#### [Exercise directions]
Can you transcribe every record below exactly as it appears?

==================================================

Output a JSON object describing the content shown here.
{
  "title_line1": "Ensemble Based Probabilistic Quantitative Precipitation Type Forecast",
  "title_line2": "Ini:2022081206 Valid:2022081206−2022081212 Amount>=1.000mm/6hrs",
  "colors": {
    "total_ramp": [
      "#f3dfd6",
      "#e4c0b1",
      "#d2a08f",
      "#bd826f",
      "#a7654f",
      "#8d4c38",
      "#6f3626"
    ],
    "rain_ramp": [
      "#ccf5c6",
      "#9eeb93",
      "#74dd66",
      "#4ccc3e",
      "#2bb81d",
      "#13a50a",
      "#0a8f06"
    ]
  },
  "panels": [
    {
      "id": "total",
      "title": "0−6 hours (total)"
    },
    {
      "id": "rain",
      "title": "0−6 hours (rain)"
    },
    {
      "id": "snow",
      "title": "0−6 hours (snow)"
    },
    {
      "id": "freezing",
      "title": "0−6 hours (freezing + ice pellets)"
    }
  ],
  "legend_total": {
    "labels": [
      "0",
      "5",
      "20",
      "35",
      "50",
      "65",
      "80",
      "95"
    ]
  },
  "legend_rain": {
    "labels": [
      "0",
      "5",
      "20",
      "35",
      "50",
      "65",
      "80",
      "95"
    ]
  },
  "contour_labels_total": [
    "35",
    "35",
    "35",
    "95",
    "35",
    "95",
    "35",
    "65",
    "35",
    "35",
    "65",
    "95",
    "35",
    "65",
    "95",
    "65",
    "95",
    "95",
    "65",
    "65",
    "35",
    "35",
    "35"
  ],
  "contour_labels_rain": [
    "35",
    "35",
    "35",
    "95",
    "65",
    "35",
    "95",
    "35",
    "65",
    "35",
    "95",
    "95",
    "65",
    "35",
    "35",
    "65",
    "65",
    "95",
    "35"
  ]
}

==================================================

#### [The solution]
Output a JSON object describing the content shown here.
{
  "title_line1": "Ensemble Based Probabilistic Quantitative Precipitation Type Forecast",
  "title_line2": "Ini:2022081206 Valid:2022081206−2022081212 Amount>=1.000mm/6hrs",
  "colors": {
    "total_ramp": [
      "#f3dfd6",
      "#e4c0b1",
      "#d2a08f",
      "#bd826f",
      "#a7654f",
      "#8d4c38",
      "#6f3626"
    ],
    "rain_ramp": [
      "#ccf5c6",
      "#9eeb93",
      "#74dd66",
      "#4ccc3e",
      "#2bb81d",
      "#13a50a",
      "#0a8f06"
    ]
  },
  "panels": [
    {
      "id": "total",
      "title": "0−6 hours (total)"
    },
    {
      "id": "rain",
      "title": "0−6 hours (rain)"
    },
    {
      "id": "snow",
      "title": "0−6 hours (snow)"
    },
    {
      "id": "freezing",
      "title": "0−6 hours (freezing + ice pellets)"
    }
  ],
  "legend_total": {
    "labels": [
      "0",
      "5",
      "20",
      "35",
      "50",
      "65",
      "80",
      "95"
    ]
  },
  "legend_rain": {
    "labels": [
      "0",
      "5",
      "20",
      "35",
      "50",
      "65",
      "80",
      "95"
    ]
  },
  "contour_labels_total": [
    "35",
    "35",
    "35",
    "95",
    "35",
    "95",
    "35",
    "65",
    "35",
    "35",
    "65",
    "95",
    "35",
    "65",
    "95",
    "65",
    "95",
    "95",
    "65",
    "65",
    "35",
    "35",
    "35"
  ],
  "contour_labels_rain": [
    "35",
    "35",
    "35",
    "95",
    "65",
    "35",
    "95",
    "35",
    "65",
    "35",
    "95",
    "95",
    "65",
    "35",
    "35",
    "65",
    "65",
    "95",
    "35"
  ]
}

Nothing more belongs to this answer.